* begin Data for the task *

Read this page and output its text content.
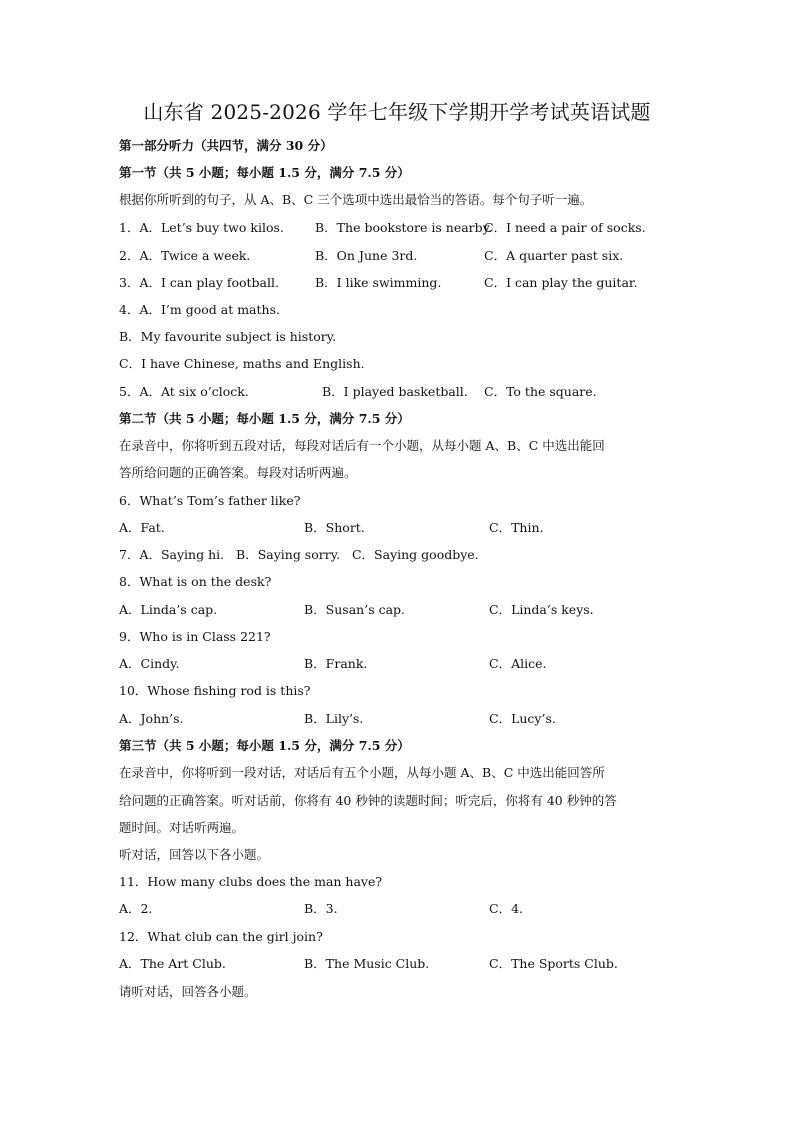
山东省 2025-2026 学年七年级下学期开学考试英语试题
第一部分听力（共四节，满分 30 分）
第一节（共 5 小题；每小题 1.5 分，满分 7.5 分）
根据你所听到的句子，从 A、B、C 三个选项中选出最恰当的答语。每个句子听一遍。
1．A．Let’s buy two kilos. B．The bookstore is nearby.
C．I need a pair of socks.
2．A．Twice a week.	B．On June 3rd.	C．A quarter past six.
3．A．I can play football.	B．I like swimming.	C．I can play the guitar.
4．A．I’m good at maths.
B．My favourite subject is history.
C．I have Chinese, maths and English.
5．A．At six o’clock.	B．I played basketball. C．To the square.
第二节（共 5 小题；每小题 1.5 分，满分 7.5 分）
在录音中，你将听到五段对话，每段对话后有一个小题，从每小题 A、B、C 中选出能回
答所给问题的正确答案。每段对话听两遍。
6．What’s Tom’s father like?
A．Fat.	B．Short.	C．Thin.
7．A．Saying hi.   B．Saying sorry.   C．Saying goodbye.
8．What is on the desk?
A．Linda’s cap.	B．Susan’s cap.	C．Linda’s keys.
9．Who is in Class 221?
A．Cindy.	B．Frank.	C．Alice.
10．Whose fishing rod is this?
A．John’s.	B．Lily’s.	C．Lucy’s.
第三节（共 5 小题；每小题 1.5 分，满分 7.5 分）
在录音中，你将听到一段对话，对话后有五个小题，从每小题 A、B、C 中选出能回答所
给问题的正确答案。听对话前，你将有 40 秒钟的读题时间；听完后，你将有 40 秒钟的答
题时间。对话听两遍。
听对话，回答以下各小题。
11．How many clubs does the man have?
A．2.	B．3.	C．4.
12．What club can the girl join?
A．The Art Club.	B．The Music Club.	C．The Sports Club.
请听对话，回答各小题。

* end Data for the task *

*Direction:*
Quote the data above in full and without alteration; skip the pictures.

*Result:*
Read this page and output its text content.
山东省 2025-2026 学年七年级下学期开学考试英语试题
第一部分听力（共四节，满分 30 分）
第一节（共 5 小题；每小题 1.5 分，满分 7.5 分）
根据你所听到的句子，从 A、B、C 三个选项中选出最恰当的答语。每个句子听一遍。
1．A．Let’s buy two kilos. B．The bookstore is nearby.
C．I need a pair of socks.
2．A．Twice a week.	B．On June 3rd.	C．A quarter past six.
3．A．I can play football.	B．I like swimming.	C．I can play the guitar.
4．A．I’m good at maths.
B．My favourite subject is history.
C．I have Chinese, maths and English.
5．A．At six o’clock.	B．I played basketball. C．To the square.
第二节（共 5 小题；每小题 1.5 分，满分 7.5 分）
在录音中，你将听到五段对话，每段对话后有一个小题，从每小题 A、B、C 中选出能回
答所给问题的正确答案。每段对话听两遍。
6．What’s Tom’s father like?
A．Fat.	B．Short.	C．Thin.
7．A．Saying hi.   B．Saying sorry.   C．Saying goodbye.
8．What is on the desk?
A．Linda’s cap.	B．Susan’s cap.	C．Linda’s keys.
9．Who is in Class 221?
A．Cindy.	B．Frank.	C．Alice.
10．Whose fishing rod is this?
A．John’s.	B．Lily’s.	C．Lucy’s.
第三节（共 5 小题；每小题 1.5 分，满分 7.5 分）
在录音中，你将听到一段对话，对话后有五个小题，从每小题 A、B、C 中选出能回答所
给问题的正确答案。听对话前，你将有 40 秒钟的读题时间；听完后，你将有 40 秒钟的答
题时间。对话听两遍。
听对话，回答以下各小题。
11．How many clubs does the man have?
A．2.	B．3.	C．4.
12．What club can the girl join?
A．The Art Club.	B．The Music Club.	C．The Sports Club.
请听对话，回答各小题。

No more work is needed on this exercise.